'''

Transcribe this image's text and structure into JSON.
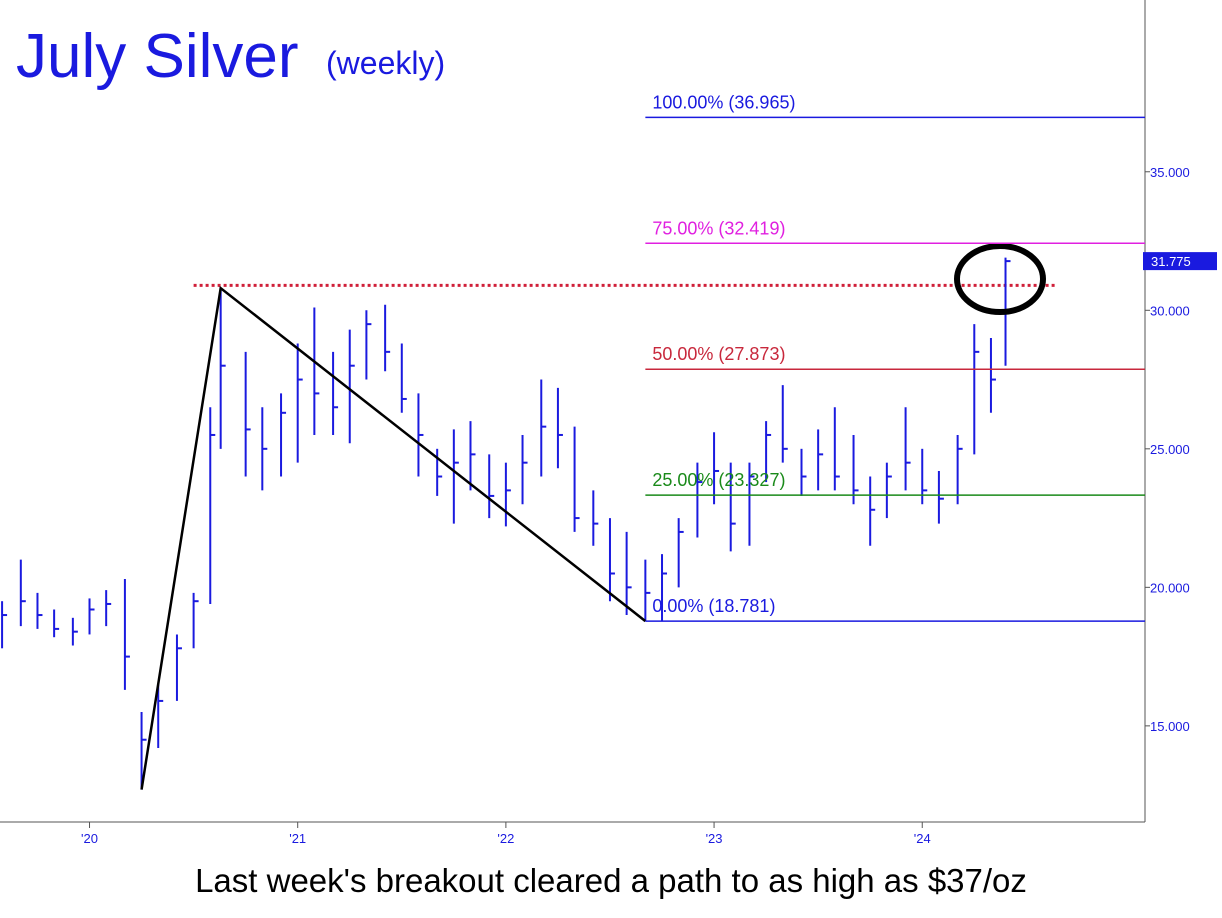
{
  "chart_data": {
    "type": "ohlc",
    "title": "July Silver",
    "subtitle": "(weekly)",
    "caption": "Last week's breakout cleared a path to as high as $37/oz",
    "color": "#1a1adf",
    "xlim": [
      2019.57,
      2025.07
    ],
    "xticks": [
      {
        "value": 2020,
        "label": "'20"
      },
      {
        "value": 2021,
        "label": "'21"
      },
      {
        "value": 2022,
        "label": "'22"
      },
      {
        "value": 2023,
        "label": "'23"
      },
      {
        "value": 2024,
        "label": "'24"
      }
    ],
    "ylim": [
      11.53,
      41.2
    ],
    "yticks": [
      {
        "value": 15,
        "label": "15.000"
      },
      {
        "value": 20,
        "label": "20.000"
      },
      {
        "value": 25,
        "label": "25.000"
      },
      {
        "value": 30,
        "label": "30.000"
      },
      {
        "value": 35,
        "label": "35.000"
      }
    ],
    "x": [
      2019.58,
      2019.67,
      2019.75,
      2019.83,
      2019.92,
      2020.0,
      2020.08,
      2020.17,
      2020.25,
      2020.33,
      2020.42,
      2020.5,
      2020.58,
      2020.63,
      2020.75,
      2020.83,
      2020.92,
      2021.0,
      2021.08,
      2021.17,
      2021.25,
      2021.33,
      2021.42,
      2021.5,
      2021.58,
      2021.67,
      2021.75,
      2021.83,
      2021.92,
      2022.0,
      2022.08,
      2022.17,
      2022.25,
      2022.33,
      2022.42,
      2022.5,
      2022.58,
      2022.67,
      2022.75,
      2022.83,
      2022.92,
      2023.0,
      2023.08,
      2023.17,
      2023.25,
      2023.33,
      2023.42,
      2023.5,
      2023.58,
      2023.67,
      2023.75,
      2023.83,
      2023.92,
      2024.0,
      2024.08,
      2024.17,
      2024.25,
      2024.33,
      2024.4
    ],
    "high": [
      19.5,
      21.0,
      19.8,
      19.2,
      18.9,
      19.6,
      19.9,
      20.3,
      15.5,
      16.5,
      18.3,
      19.8,
      26.5,
      30.8,
      28.5,
      26.5,
      27.0,
      28.8,
      30.1,
      28.5,
      29.3,
      30.0,
      30.2,
      28.8,
      27.0,
      25.0,
      25.7,
      26.0,
      24.8,
      24.5,
      25.5,
      27.5,
      27.2,
      25.8,
      23.5,
      22.5,
      22.0,
      21.0,
      21.2,
      22.5,
      24.5,
      25.6,
      24.5,
      24.5,
      26.0,
      27.3,
      25.0,
      25.7,
      26.5,
      25.5,
      24.0,
      24.5,
      26.5,
      25.0,
      24.2,
      25.5,
      29.5,
      29.0,
      31.9
    ],
    "low": [
      17.8,
      18.6,
      18.5,
      18.2,
      17.9,
      18.3,
      18.6,
      16.3,
      12.7,
      14.2,
      15.9,
      17.8,
      19.4,
      25.0,
      24.0,
      23.5,
      24.0,
      24.5,
      25.5,
      25.5,
      25.2,
      27.5,
      27.8,
      26.3,
      24.0,
      23.3,
      22.3,
      23.5,
      22.5,
      22.2,
      23.0,
      24.0,
      24.3,
      22.0,
      21.5,
      19.5,
      19.0,
      18.781,
      18.8,
      20.0,
      21.8,
      23.0,
      21.3,
      21.5,
      23.8,
      24.5,
      23.3,
      23.5,
      23.5,
      23.0,
      21.5,
      22.5,
      23.5,
      23.0,
      22.3,
      23.0,
      24.8,
      26.3,
      28.0
    ],
    "close": [
      19.0,
      19.5,
      19.0,
      18.5,
      18.4,
      19.2,
      19.4,
      17.5,
      14.5,
      15.9,
      17.8,
      19.5,
      25.5,
      28.0,
      25.7,
      25.0,
      26.3,
      27.5,
      27.0,
      26.5,
      28.0,
      29.5,
      28.5,
      26.8,
      25.5,
      24.0,
      24.5,
      24.8,
      23.3,
      23.5,
      24.5,
      25.8,
      25.5,
      22.5,
      22.3,
      20.5,
      20.0,
      19.8,
      20.5,
      22.0,
      23.8,
      24.2,
      22.3,
      24.0,
      25.5,
      25.0,
      24.0,
      24.8,
      24.0,
      23.5,
      22.8,
      24.0,
      24.5,
      23.5,
      23.2,
      25.0,
      28.5,
      27.5,
      31.775
    ],
    "fib_levels": [
      {
        "label": "100.00% (36.965)",
        "value": 36.965,
        "color": "#1a1adf"
      },
      {
        "label": "75.00% (32.419)",
        "value": 32.419,
        "color": "#e020e0"
      },
      {
        "label": "50.00% (27.873)",
        "value": 27.873,
        "color": "#c8283c"
      },
      {
        "label": "25.00% (23.327)",
        "value": 23.327,
        "color": "#1a8a1a"
      },
      {
        "label": "0.00% (18.781)",
        "value": 18.781,
        "color": "#1a1adf"
      }
    ],
    "swing_points": {
      "x": [
        2020.25,
        2020.63,
        2022.67
      ],
      "y": [
        12.7,
        30.8,
        18.781
      ]
    },
    "resistance": {
      "value": 30.9,
      "x": [
        2020.5,
        2024.64
      ],
      "color": "#d0203a"
    }
  }
}
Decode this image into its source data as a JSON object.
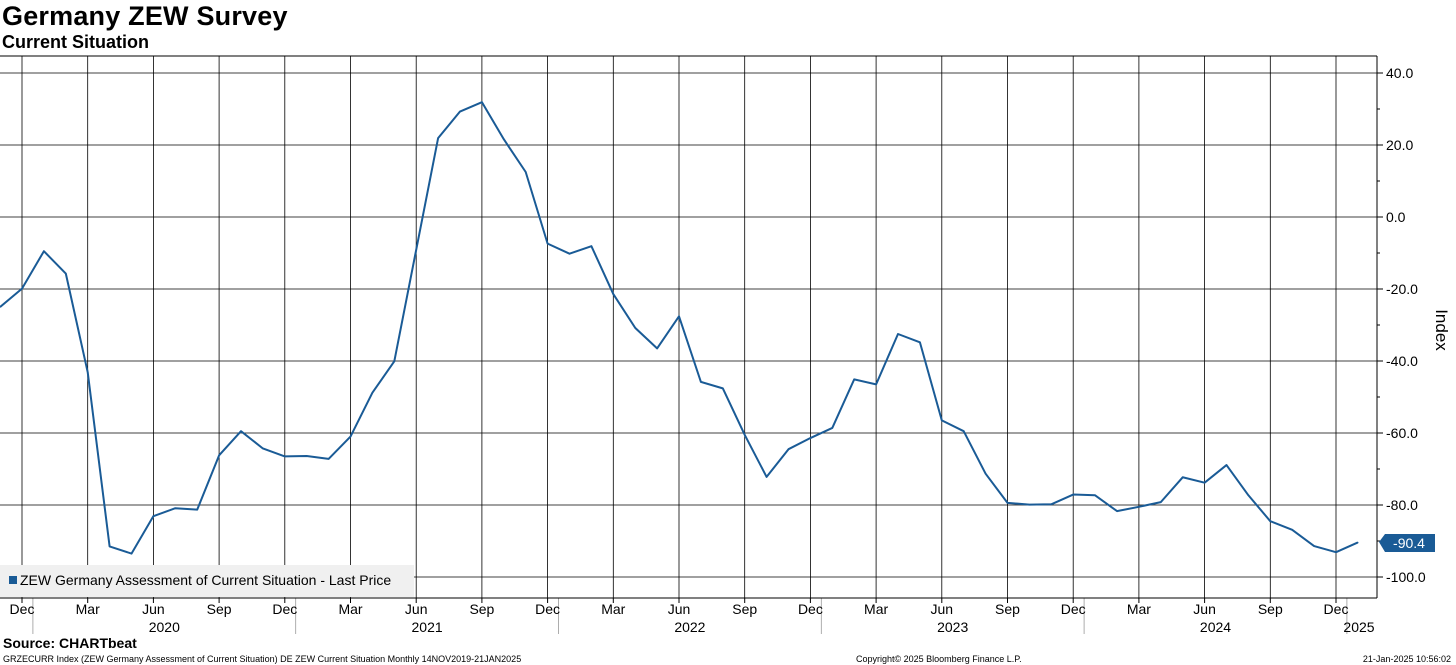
{
  "header": {
    "title": "Germany ZEW Survey",
    "subtitle": "Current Situation"
  },
  "footer": {
    "source": "Source: CHARTbeat",
    "description": "GRZECURR Index (ZEW Germany Assessment of Current Situation) DE ZEW Current Situation  Monthly 14NOV2019-21JAN2025",
    "copyright": "Copyright© 2025 Bloomberg Finance L.P.",
    "timestamp": "21-Jan-2025 10:56:02"
  },
  "colors": {
    "series": "#1a5b96",
    "grid": "#000000",
    "legend_bg": "#f0f0f0"
  },
  "chart_data": {
    "type": "line",
    "title": "Germany ZEW Survey",
    "subtitle": "Current Situation",
    "ylabel": "Index",
    "ylim": [
      -105,
      45
    ],
    "yticks": [
      "40.0",
      "20.0",
      "0.0",
      "-20.0",
      "-40.0",
      "-60.0",
      "-80.0",
      "-100.0"
    ],
    "y_axis_side": "right",
    "grid": true,
    "legend": {
      "placement": "bottom-left",
      "entry": "ZEW Germany Assessment of Current Situation - Last Price"
    },
    "last_value_label": "-90.4",
    "x_month_ticks": [
      "Dec",
      "Mar",
      "Jun",
      "Sep",
      "Dec",
      "Mar",
      "Jun",
      "Sep",
      "Dec",
      "Mar",
      "Jun",
      "Sep",
      "Dec",
      "Mar",
      "Jun",
      "Sep",
      "Dec",
      "Mar",
      "Jun",
      "Sep",
      "Dec"
    ],
    "x_year_ticks": [
      "2020",
      "2021",
      "2022",
      "2023",
      "2024",
      "2025"
    ],
    "x": [
      "2019-11",
      "2019-12",
      "2020-01",
      "2020-02",
      "2020-03",
      "2020-04",
      "2020-05",
      "2020-06",
      "2020-07",
      "2020-08",
      "2020-09",
      "2020-10",
      "2020-11",
      "2020-12",
      "2021-01",
      "2021-02",
      "2021-03",
      "2021-04",
      "2021-05",
      "2021-06",
      "2021-07",
      "2021-08",
      "2021-09",
      "2021-10",
      "2021-11",
      "2021-12",
      "2022-01",
      "2022-02",
      "2022-03",
      "2022-04",
      "2022-05",
      "2022-06",
      "2022-07",
      "2022-08",
      "2022-09",
      "2022-10",
      "2022-11",
      "2022-12",
      "2023-01",
      "2023-02",
      "2023-03",
      "2023-04",
      "2023-05",
      "2023-06",
      "2023-07",
      "2023-08",
      "2023-09",
      "2023-10",
      "2023-11",
      "2023-12",
      "2024-01",
      "2024-02",
      "2024-03",
      "2024-04",
      "2024-05",
      "2024-06",
      "2024-07",
      "2024-08",
      "2024-09",
      "2024-10",
      "2024-11",
      "2024-12",
      "2025-01"
    ],
    "series": [
      {
        "name": "ZEW Germany Assessment of Current Situation - Last Price",
        "values": [
          -25.0,
          -19.9,
          -9.5,
          -15.7,
          -43.1,
          -91.5,
          -93.5,
          -83.1,
          -80.9,
          -81.3,
          -66.2,
          -59.5,
          -64.3,
          -66.5,
          -66.4,
          -67.2,
          -61.0,
          -48.8,
          -40.1,
          -9.1,
          21.9,
          29.3,
          31.9,
          21.6,
          12.5,
          -7.4,
          -10.2,
          -8.1,
          -21.4,
          -30.8,
          -36.5,
          -27.6,
          -45.8,
          -47.6,
          -60.5,
          -72.2,
          -64.5,
          -61.4,
          -58.6,
          -45.1,
          -46.5,
          -32.5,
          -34.8,
          -56.5,
          -59.5,
          -71.3,
          -79.4,
          -79.9,
          -79.8,
          -77.1,
          -77.3,
          -81.7,
          -80.5,
          -79.2,
          -72.3,
          -73.8,
          -68.9,
          -77.3,
          -84.5,
          -86.9,
          -91.4,
          -93.1,
          -90.4
        ]
      }
    ]
  }
}
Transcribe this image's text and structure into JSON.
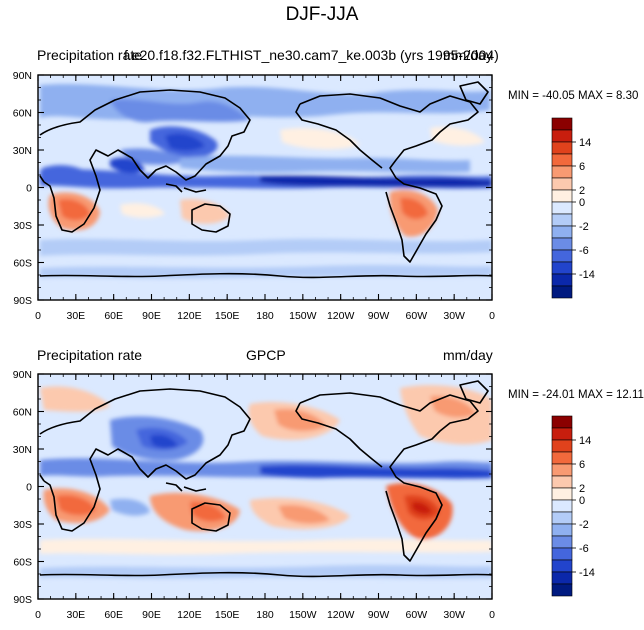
{
  "figure": {
    "title": "DJF-JJA",
    "colors": {
      "frame": "#000000",
      "coast": "#000000",
      "zero_band": "#dbe9ff"
    }
  },
  "colorbar": {
    "levels": [
      "14",
      "6",
      "2",
      "0",
      "-2",
      "-6",
      "-14"
    ],
    "colors": [
      "#8b0000",
      "#c81e0e",
      "#e0421c",
      "#f2693c",
      "#f89a72",
      "#fcc9ae",
      "#fff0e2",
      "#dbe9ff",
      "#b3ccf7",
      "#8fb0f0",
      "#6b8ce6",
      "#4466dd",
      "#2244cc",
      "#0b28aa",
      "#001a80"
    ]
  },
  "panels": [
    {
      "left_label": "Precipitation rate",
      "center_label": "f.e20.f18.f32.FLTHIST_ne30.cam7_ke.003b (yrs 1995-2004)",
      "right_label": "mm/day",
      "min_max": "MIN = -40.05 MAX =  8.30",
      "lat_ticks": [
        "90N",
        "60N",
        "30N",
        "0",
        "30S",
        "60S",
        "90S"
      ],
      "lon_ticks": [
        "0",
        "30E",
        "60E",
        "90E",
        "120E",
        "150E",
        "180",
        "150W",
        "120W",
        "90W",
        "60W",
        "30W",
        "0"
      ]
    },
    {
      "left_label": "Precipitation rate",
      "center_label": "GPCP",
      "right_label": "mm/day",
      "min_max": "MIN = -24.01 MAX =  12.11",
      "lat_ticks": [
        "90N",
        "60N",
        "30N",
        "0",
        "30S",
        "60S",
        "90S"
      ],
      "lon_ticks": [
        "0",
        "30E",
        "60E",
        "90E",
        "120E",
        "150E",
        "180",
        "150W",
        "120W",
        "90W",
        "60W",
        "30W",
        "0"
      ]
    }
  ]
}
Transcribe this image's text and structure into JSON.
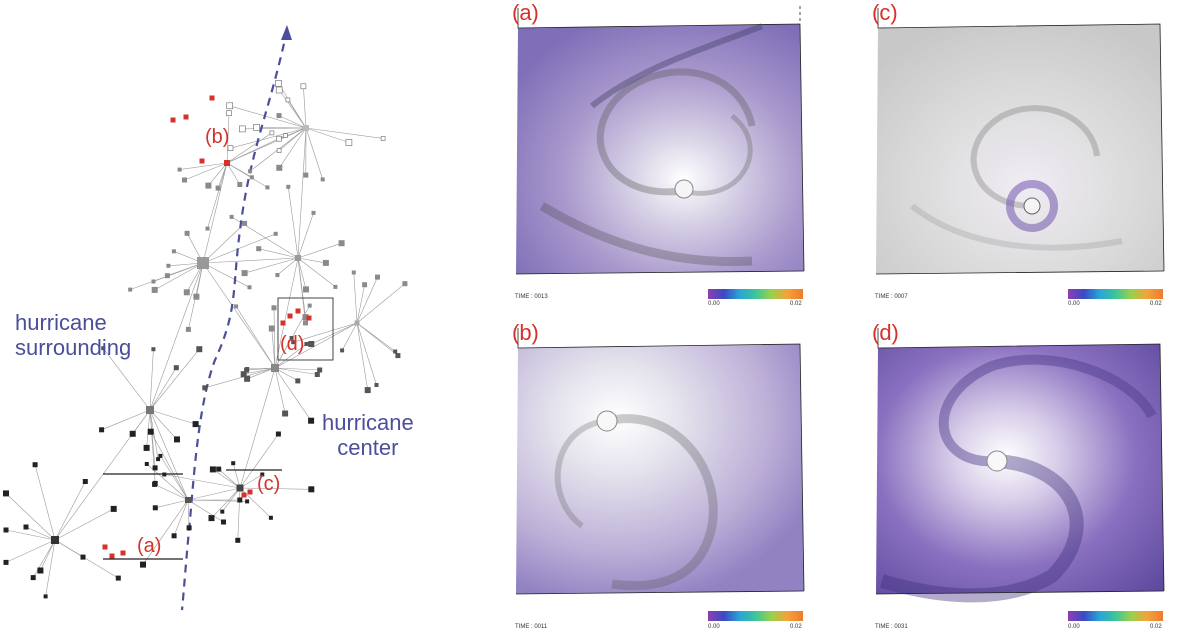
{
  "graph": {
    "labels": {
      "surrounding_line1": "hurricane",
      "surrounding_line2": "surrounding",
      "center_line1": "hurricane",
      "center_line2": "center"
    },
    "node_tags": {
      "a": "(a)",
      "b": "(b)",
      "c": "(c)",
      "d": "(d)"
    }
  },
  "panels": [
    {
      "tag": "(a)",
      "time": "TIME : 0013",
      "cbar_min": "0.00",
      "cbar_max": "0.02"
    },
    {
      "tag": "(c)",
      "time": "TIME : 0007",
      "cbar_min": "0.00",
      "cbar_max": "0.02"
    },
    {
      "tag": "(b)",
      "time": "TIME : 0011",
      "cbar_min": "0.00",
      "cbar_max": "0.02"
    },
    {
      "tag": "(d)",
      "time": "TIME : 0031",
      "cbar_min": "0.00",
      "cbar_max": "0.02"
    }
  ],
  "colors": {
    "highlight": "#d6322b",
    "label_blue": "#4b4f9a",
    "purple": "#7b63b3"
  }
}
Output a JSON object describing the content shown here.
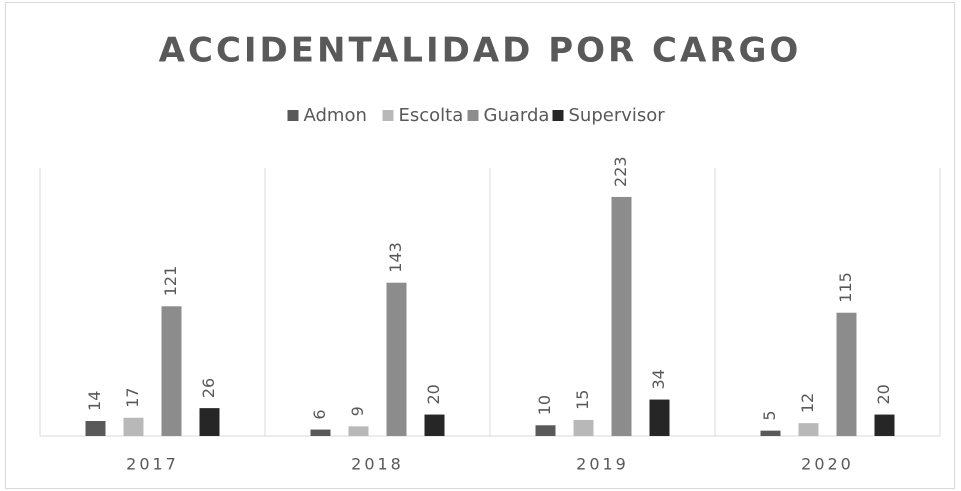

'''

Going through the lines above one by one, tally those with the word "Germany" and give only the total.

5